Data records
____________________

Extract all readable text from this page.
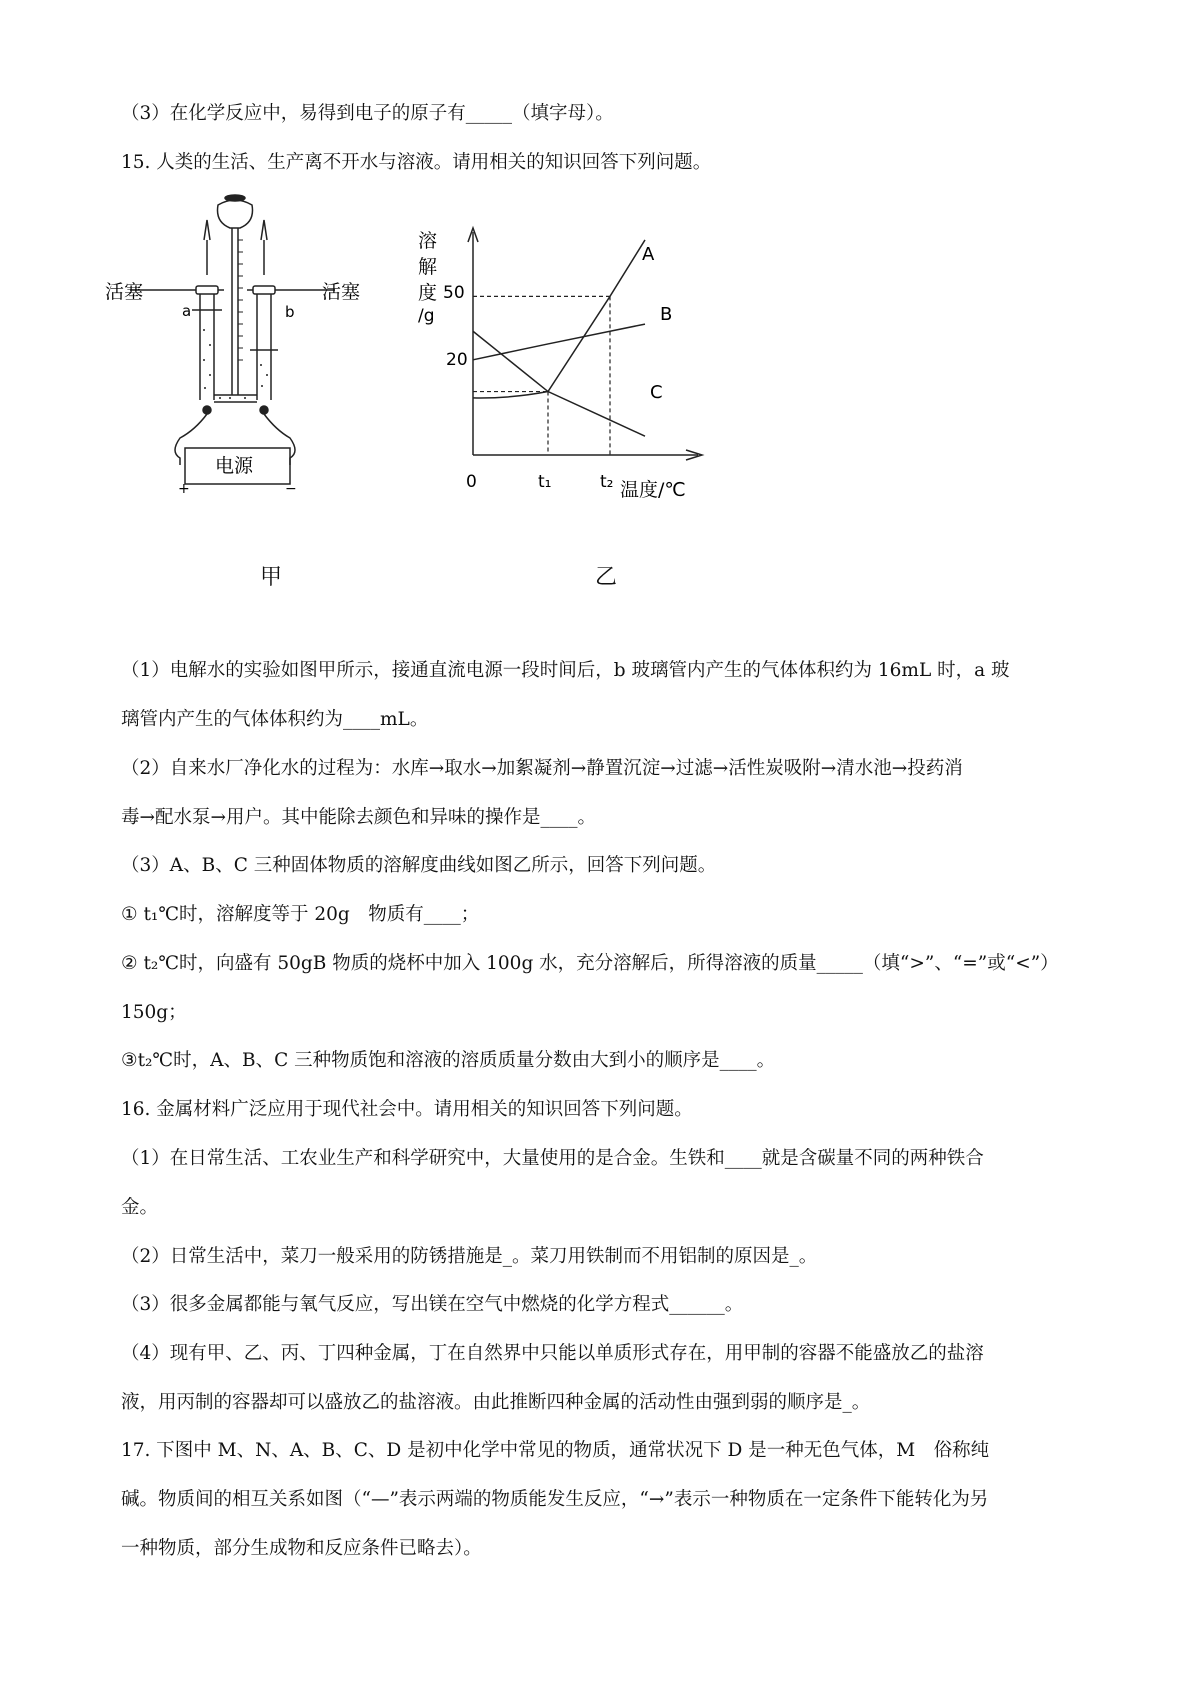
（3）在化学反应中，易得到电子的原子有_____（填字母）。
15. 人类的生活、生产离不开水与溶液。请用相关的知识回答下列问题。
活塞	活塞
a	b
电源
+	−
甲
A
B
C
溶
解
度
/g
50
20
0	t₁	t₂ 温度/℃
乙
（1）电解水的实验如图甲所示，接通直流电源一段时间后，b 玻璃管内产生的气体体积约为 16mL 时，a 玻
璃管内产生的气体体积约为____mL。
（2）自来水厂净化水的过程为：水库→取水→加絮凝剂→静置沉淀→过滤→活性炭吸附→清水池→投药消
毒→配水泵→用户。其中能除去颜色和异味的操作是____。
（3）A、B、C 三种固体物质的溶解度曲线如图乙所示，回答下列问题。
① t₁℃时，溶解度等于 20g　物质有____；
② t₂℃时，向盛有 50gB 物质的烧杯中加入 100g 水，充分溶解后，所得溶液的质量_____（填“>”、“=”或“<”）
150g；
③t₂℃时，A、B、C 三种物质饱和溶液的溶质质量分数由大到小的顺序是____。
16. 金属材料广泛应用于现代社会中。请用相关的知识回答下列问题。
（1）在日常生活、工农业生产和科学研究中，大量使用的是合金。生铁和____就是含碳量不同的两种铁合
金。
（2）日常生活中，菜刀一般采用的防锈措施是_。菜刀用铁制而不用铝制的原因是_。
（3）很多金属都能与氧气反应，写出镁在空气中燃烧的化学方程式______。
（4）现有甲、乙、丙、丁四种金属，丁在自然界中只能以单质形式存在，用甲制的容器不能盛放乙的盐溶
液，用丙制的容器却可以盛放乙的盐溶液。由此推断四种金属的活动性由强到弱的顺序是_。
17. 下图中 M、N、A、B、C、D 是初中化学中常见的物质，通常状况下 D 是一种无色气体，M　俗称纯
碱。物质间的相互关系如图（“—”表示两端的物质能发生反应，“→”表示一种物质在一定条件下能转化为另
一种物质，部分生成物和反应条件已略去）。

____________________

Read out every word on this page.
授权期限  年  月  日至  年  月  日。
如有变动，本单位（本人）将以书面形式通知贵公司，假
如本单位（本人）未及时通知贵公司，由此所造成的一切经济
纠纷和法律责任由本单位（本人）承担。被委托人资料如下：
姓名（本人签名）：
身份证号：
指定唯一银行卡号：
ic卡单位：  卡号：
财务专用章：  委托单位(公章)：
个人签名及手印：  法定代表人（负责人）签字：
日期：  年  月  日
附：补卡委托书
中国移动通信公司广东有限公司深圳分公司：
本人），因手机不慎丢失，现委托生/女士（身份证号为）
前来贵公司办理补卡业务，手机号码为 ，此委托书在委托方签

____________________

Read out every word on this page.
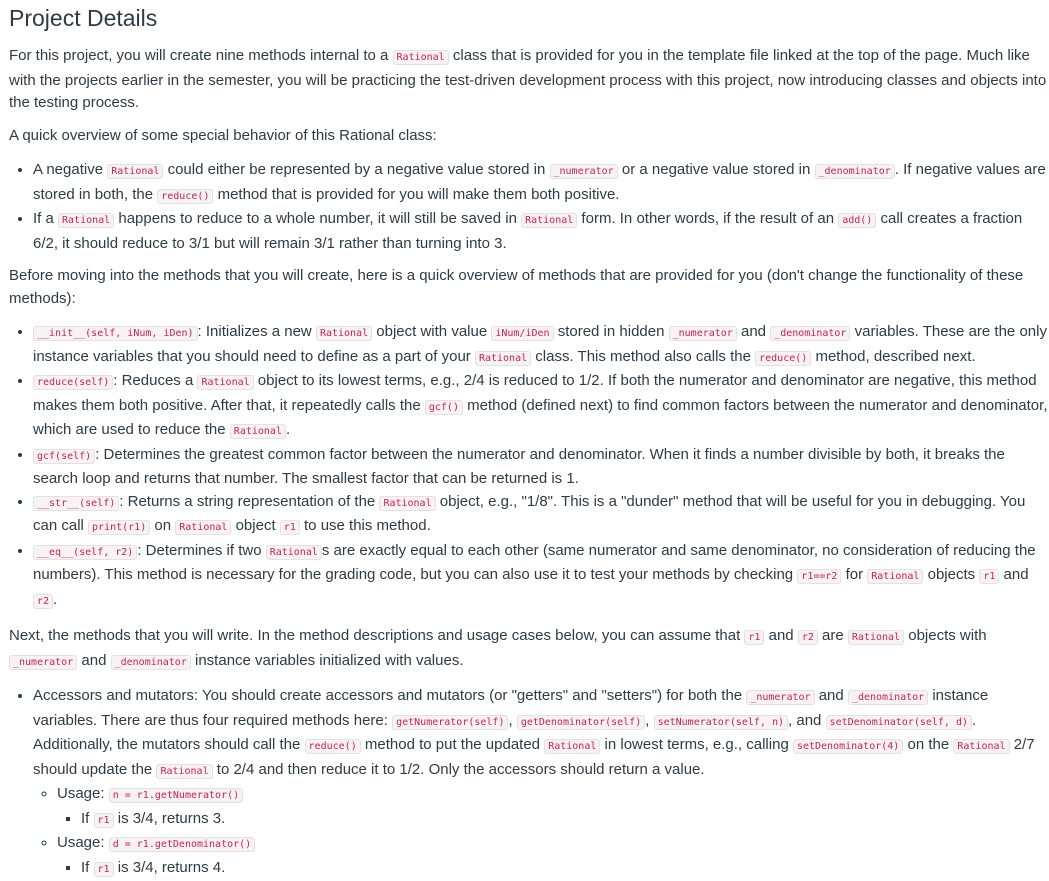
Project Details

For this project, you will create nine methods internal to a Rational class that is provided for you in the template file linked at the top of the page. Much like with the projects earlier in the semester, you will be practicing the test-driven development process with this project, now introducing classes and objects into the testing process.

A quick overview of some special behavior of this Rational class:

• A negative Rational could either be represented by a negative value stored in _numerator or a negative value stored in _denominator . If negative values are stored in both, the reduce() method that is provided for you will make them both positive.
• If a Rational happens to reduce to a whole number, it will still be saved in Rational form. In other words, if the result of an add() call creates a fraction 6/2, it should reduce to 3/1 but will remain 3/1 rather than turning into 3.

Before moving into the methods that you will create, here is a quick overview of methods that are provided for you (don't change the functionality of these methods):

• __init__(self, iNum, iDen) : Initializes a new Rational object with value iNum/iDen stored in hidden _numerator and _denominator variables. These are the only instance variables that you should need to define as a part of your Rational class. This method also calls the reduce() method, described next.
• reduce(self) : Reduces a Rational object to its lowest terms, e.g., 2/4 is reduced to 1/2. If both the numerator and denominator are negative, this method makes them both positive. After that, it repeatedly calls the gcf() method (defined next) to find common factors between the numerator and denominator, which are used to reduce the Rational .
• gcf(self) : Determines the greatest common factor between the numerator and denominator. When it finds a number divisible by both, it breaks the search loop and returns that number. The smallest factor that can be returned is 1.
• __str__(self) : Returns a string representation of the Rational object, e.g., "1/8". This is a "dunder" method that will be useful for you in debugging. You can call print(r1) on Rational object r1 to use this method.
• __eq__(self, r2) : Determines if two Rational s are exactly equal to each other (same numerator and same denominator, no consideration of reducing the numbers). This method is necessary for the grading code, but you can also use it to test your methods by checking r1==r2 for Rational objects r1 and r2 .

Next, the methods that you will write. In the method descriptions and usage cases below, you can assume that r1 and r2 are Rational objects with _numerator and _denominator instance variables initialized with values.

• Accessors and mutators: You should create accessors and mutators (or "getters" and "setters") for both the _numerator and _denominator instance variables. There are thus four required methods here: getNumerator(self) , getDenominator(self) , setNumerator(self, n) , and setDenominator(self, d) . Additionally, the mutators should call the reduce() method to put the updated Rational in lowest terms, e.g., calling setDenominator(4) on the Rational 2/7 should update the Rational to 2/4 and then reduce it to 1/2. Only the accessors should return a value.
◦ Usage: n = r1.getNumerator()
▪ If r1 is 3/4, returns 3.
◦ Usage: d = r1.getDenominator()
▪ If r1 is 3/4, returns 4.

____________________

▶ YOUR OBJECTIVE: Count the lines in the material above where the string "quick" appears, then state only that count.

▶ COMPLETE OUTPUT: 2